Retype the material that follows, keeping every word as it is.

▸ **Dataset content**:
****************************************

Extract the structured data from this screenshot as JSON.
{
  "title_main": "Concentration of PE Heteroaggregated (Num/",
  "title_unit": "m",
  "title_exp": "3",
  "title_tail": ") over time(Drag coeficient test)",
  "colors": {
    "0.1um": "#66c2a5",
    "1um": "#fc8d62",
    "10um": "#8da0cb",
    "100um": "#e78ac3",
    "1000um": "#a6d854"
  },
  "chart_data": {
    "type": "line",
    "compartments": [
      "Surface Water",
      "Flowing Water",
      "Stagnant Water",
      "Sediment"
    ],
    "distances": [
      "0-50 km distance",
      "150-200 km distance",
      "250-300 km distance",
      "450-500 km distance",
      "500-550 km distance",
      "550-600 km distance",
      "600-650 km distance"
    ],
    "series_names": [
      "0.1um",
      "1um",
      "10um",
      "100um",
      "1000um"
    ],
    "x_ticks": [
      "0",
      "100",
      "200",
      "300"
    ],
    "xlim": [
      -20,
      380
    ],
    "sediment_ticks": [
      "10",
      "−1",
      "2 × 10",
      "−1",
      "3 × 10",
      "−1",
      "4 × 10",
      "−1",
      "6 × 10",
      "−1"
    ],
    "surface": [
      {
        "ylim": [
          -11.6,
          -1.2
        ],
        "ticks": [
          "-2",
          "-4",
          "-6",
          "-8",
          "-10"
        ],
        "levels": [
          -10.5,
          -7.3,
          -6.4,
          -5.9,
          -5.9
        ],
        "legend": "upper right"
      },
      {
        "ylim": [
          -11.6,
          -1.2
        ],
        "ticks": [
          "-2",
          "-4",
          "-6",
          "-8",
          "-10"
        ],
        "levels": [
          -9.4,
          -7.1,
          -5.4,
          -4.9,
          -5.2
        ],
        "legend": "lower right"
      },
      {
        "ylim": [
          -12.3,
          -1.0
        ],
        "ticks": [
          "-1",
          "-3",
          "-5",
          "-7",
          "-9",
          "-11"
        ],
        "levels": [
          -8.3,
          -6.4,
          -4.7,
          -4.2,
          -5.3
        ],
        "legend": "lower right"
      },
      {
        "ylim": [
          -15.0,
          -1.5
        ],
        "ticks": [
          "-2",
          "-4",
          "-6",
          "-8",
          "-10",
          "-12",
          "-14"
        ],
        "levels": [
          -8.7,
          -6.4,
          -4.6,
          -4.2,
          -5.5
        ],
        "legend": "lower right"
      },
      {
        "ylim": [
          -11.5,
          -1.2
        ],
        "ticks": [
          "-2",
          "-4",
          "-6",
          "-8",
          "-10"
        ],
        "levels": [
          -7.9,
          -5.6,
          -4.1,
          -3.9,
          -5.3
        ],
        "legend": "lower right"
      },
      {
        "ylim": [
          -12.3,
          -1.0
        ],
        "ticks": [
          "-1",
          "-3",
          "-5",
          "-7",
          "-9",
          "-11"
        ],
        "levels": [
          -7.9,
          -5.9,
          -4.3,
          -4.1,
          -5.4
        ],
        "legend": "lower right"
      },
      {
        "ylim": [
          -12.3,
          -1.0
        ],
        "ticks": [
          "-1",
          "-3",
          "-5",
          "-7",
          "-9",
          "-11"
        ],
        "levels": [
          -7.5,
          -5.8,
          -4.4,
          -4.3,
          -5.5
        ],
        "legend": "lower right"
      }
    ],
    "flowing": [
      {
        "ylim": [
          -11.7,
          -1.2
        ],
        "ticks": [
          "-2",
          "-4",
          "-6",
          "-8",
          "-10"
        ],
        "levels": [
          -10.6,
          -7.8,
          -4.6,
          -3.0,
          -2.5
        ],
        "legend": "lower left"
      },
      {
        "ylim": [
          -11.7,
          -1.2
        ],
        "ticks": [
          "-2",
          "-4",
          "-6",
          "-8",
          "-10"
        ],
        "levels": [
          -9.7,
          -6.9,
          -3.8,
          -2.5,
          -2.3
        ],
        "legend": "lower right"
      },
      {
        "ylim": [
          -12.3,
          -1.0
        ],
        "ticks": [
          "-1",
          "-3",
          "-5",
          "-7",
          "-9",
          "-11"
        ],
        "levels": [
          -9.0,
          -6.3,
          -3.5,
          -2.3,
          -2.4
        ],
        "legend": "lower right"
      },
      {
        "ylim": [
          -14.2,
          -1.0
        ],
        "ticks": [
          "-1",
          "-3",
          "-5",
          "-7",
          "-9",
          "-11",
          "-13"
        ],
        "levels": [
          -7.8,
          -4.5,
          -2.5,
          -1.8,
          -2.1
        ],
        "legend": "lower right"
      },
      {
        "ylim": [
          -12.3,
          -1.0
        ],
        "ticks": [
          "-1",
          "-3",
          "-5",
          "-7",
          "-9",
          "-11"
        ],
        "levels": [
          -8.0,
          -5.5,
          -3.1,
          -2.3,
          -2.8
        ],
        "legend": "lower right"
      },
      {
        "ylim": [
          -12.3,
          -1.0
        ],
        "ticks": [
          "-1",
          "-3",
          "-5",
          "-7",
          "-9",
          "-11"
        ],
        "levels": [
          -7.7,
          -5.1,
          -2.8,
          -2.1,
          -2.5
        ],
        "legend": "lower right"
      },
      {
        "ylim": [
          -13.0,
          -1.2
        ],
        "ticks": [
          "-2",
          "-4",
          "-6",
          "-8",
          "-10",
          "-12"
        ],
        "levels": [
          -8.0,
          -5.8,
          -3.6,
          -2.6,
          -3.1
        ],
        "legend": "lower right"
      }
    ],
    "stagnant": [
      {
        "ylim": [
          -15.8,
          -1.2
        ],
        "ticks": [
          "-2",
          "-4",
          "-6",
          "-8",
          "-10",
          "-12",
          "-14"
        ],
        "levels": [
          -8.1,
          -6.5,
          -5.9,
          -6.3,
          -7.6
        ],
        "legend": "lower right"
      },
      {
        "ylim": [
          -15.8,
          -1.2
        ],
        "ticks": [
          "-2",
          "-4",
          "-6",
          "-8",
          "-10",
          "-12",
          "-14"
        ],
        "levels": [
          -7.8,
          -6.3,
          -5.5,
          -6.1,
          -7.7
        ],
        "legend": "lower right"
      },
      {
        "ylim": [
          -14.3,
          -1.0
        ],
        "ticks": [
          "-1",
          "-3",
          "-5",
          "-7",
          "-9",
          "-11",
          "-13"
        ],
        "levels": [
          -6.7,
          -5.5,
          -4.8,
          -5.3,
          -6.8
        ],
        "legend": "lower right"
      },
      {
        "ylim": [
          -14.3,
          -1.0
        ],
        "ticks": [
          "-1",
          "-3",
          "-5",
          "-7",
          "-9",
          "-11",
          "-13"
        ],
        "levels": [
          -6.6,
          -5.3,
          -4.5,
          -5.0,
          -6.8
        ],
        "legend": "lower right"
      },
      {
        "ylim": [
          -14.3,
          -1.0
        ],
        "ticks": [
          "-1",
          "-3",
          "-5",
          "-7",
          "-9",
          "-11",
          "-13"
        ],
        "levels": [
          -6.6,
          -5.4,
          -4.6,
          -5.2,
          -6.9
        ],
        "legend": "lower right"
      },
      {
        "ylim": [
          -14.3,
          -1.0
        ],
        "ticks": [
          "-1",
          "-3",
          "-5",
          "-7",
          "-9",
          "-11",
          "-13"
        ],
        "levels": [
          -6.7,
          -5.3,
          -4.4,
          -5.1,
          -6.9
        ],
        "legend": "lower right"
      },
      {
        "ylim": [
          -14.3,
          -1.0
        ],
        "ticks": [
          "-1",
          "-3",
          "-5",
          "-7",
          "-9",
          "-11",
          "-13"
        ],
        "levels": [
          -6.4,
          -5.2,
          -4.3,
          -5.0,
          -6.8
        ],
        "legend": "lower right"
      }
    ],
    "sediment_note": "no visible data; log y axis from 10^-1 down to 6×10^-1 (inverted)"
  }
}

****************************************

▸ **Finished answer**:
Extract the structured data from this screenshot as JSON.
{
  "title_main": "Concentration of PE Heteroaggregated (Num/",
  "title_unit": "m",
  "title_exp": "3",
  "title_tail": ") over time(Drag coeficient test)",
  "colors": {
    "0.1um": "#66c2a5",
    "1um": "#fc8d62",
    "10um": "#8da0cb",
    "100um": "#e78ac3",
    "1000um": "#a6d854"
  },
  "chart_data": {
    "type": "line",
    "compartments": [
      "Surface Water",
      "Flowing Water",
      "Stagnant Water",
      "Sediment"
    ],
    "distances": [
      "0-50 km distance",
      "150-200 km distance",
      "250-300 km distance",
      "450-500 km distance",
      "500-550 km distance",
      "550-600 km distance",
      "600-650 km distance"
    ],
    "series_names": [
      "0.1um",
      "1um",
      "10um",
      "100um",
      "1000um"
    ],
    "x_ticks": [
      "0",
      "100",
      "200",
      "300"
    ],
    "xlim": [
      -20,
      380
    ],
    "sediment_ticks": [
      "10",
      "−1",
      "2 × 10",
      "−1",
      "3 × 10",
      "−1",
      "4 × 10",
      "−1",
      "6 × 10",
      "−1"
    ],
    "surface": [
      {
        "ylim": [
          -11.6,
          -1.2
        ],
        "ticks": [
          "-2",
          "-4",
          "-6",
          "-8",
          "-10"
        ],
        "levels": [
          -10.5,
          -7.3,
          -6.4,
          -5.9,
          -5.9
        ],
        "legend": "upper right"
      },
      {
        "ylim": [
          -11.6,
          -1.2
        ],
        "ticks": [
          "-2",
          "-4",
          "-6",
          "-8",
          "-10"
        ],
        "levels": [
          -9.4,
          -7.1,
          -5.4,
          -4.9,
          -5.2
        ],
        "legend": "lower right"
      },
      {
        "ylim": [
          -12.3,
          -1.0
        ],
        "ticks": [
          "-1",
          "-3",
          "-5",
          "-7",
          "-9",
          "-11"
        ],
        "levels": [
          -8.3,
          -6.4,
          -4.7,
          -4.2,
          -5.3
        ],
        "legend": "lower right"
      },
      {
        "ylim": [
          -15.0,
          -1.5
        ],
        "ticks": [
          "-2",
          "-4",
          "-6",
          "-8",
          "-10",
          "-12",
          "-14"
        ],
        "levels": [
          -8.7,
          -6.4,
          -4.6,
          -4.2,
          -5.5
        ],
        "legend": "lower right"
      },
      {
        "ylim": [
          -11.5,
          -1.2
        ],
        "ticks": [
          "-2",
          "-4",
          "-6",
          "-8",
          "-10"
        ],
        "levels": [
          -7.9,
          -5.6,
          -4.1,
          -3.9,
          -5.3
        ],
        "legend": "lower right"
      },
      {
        "ylim": [
          -12.3,
          -1.0
        ],
        "ticks": [
          "-1",
          "-3",
          "-5",
          "-7",
          "-9",
          "-11"
        ],
        "levels": [
          -7.9,
          -5.9,
          -4.3,
          -4.1,
          -5.4
        ],
        "legend": "lower right"
      },
      {
        "ylim": [
          -12.3,
          -1.0
        ],
        "ticks": [
          "-1",
          "-3",
          "-5",
          "-7",
          "-9",
          "-11"
        ],
        "levels": [
          -7.5,
          -5.8,
          -4.4,
          -4.3,
          -5.5
        ],
        "legend": "lower right"
      }
    ],
    "flowing": [
      {
        "ylim": [
          -11.7,
          -1.2
        ],
        "ticks": [
          "-2",
          "-4",
          "-6",
          "-8",
          "-10"
        ],
        "levels": [
          -10.6,
          -7.8,
          -4.6,
          -3.0,
          -2.5
        ],
        "legend": "lower left"
      },
      {
        "ylim": [
          -11.7,
          -1.2
        ],
        "ticks": [
          "-2",
          "-4",
          "-6",
          "-8",
          "-10"
        ],
        "levels": [
          -9.7,
          -6.9,
          -3.8,
          -2.5,
          -2.3
        ],
        "legend": "lower right"
      },
      {
        "ylim": [
          -12.3,
          -1.0
        ],
        "ticks": [
          "-1",
          "-3",
          "-5",
          "-7",
          "-9",
          "-11"
        ],
        "levels": [
          -9.0,
          -6.3,
          -3.5,
          -2.3,
          -2.4
        ],
        "legend": "lower right"
      },
      {
        "ylim": [
          -14.2,
          -1.0
        ],
        "ticks": [
          "-1",
          "-3",
          "-5",
          "-7",
          "-9",
          "-11",
          "-13"
        ],
        "levels": [
          -7.8,
          -4.5,
          -2.5,
          -1.8,
          -2.1
        ],
        "legend": "lower right"
      },
      {
        "ylim": [
          -12.3,
          -1.0
        ],
        "ticks": [
          "-1",
          "-3",
          "-5",
          "-7",
          "-9",
          "-11"
        ],
        "levels": [
          -8.0,
          -5.5,
          -3.1,
          -2.3,
          -2.8
        ],
        "legend": "lower right"
      },
      {
        "ylim": [
          -12.3,
          -1.0
        ],
        "ticks": [
          "-1",
          "-3",
          "-5",
          "-7",
          "-9",
          "-11"
        ],
        "levels": [
          -7.7,
          -5.1,
          -2.8,
          -2.1,
          -2.5
        ],
        "legend": "lower right"
      },
      {
        "ylim": [
          -13.0,
          -1.2
        ],
        "ticks": [
          "-2",
          "-4",
          "-6",
          "-8",
          "-10",
          "-12"
        ],
        "levels": [
          -8.0,
          -5.8,
          -3.6,
          -2.6,
          -3.1
        ],
        "legend": "lower right"
      }
    ],
    "stagnant": [
      {
        "ylim": [
          -15.8,
          -1.2
        ],
        "ticks": [
          "-2",
          "-4",
          "-6",
          "-8",
          "-10",
          "-12",
          "-14"
        ],
        "levels": [
          -8.1,
          -6.5,
          -5.9,
          -6.3,
          -7.6
        ],
        "legend": "lower right"
      },
      {
        "ylim": [
          -15.8,
          -1.2
        ],
        "ticks": [
          "-2",
          "-4",
          "-6",
          "-8",
          "-10",
          "-12",
          "-14"
        ],
        "levels": [
          -7.8,
          -6.3,
          -5.5,
          -6.1,
          -7.7
        ],
        "legend": "lower right"
      },
      {
        "ylim": [
          -14.3,
          -1.0
        ],
        "ticks": [
          "-1",
          "-3",
          "-5",
          "-7",
          "-9",
          "-11",
          "-13"
        ],
        "levels": [
          -6.7,
          -5.5,
          -4.8,
          -5.3,
          -6.8
        ],
        "legend": "lower right"
      },
      {
        "ylim": [
          -14.3,
          -1.0
        ],
        "ticks": [
          "-1",
          "-3",
          "-5",
          "-7",
          "-9",
          "-11",
          "-13"
        ],
        "levels": [
          -6.6,
          -5.3,
          -4.5,
          -5.0,
          -6.8
        ],
        "legend": "lower right"
      },
      {
        "ylim": [
          -14.3,
          -1.0
        ],
        "ticks": [
          "-1",
          "-3",
          "-5",
          "-7",
          "-9",
          "-11",
          "-13"
        ],
        "levels": [
          -6.6,
          -5.4,
          -4.6,
          -5.2,
          -6.9
        ],
        "legend": "lower right"
      },
      {
        "ylim": [
          -14.3,
          -1.0
        ],
        "ticks": [
          "-1",
          "-3",
          "-5",
          "-7",
          "-9",
          "-11",
          "-13"
        ],
        "levels": [
          -6.7,
          -5.3,
          -4.4,
          -5.1,
          -6.9
        ],
        "legend": "lower right"
      },
      {
        "ylim": [
          -14.3,
          -1.0
        ],
        "ticks": [
          "-1",
          "-3",
          "-5",
          "-7",
          "-9",
          "-11",
          "-13"
        ],
        "levels": [
          -6.4,
          -5.2,
          -4.3,
          -5.0,
          -6.8
        ],
        "legend": "lower right"
      }
    ],
    "sediment_note": "no visible data; log y axis from 10^-1 down to 6×10^-1 (inverted)"
  }
}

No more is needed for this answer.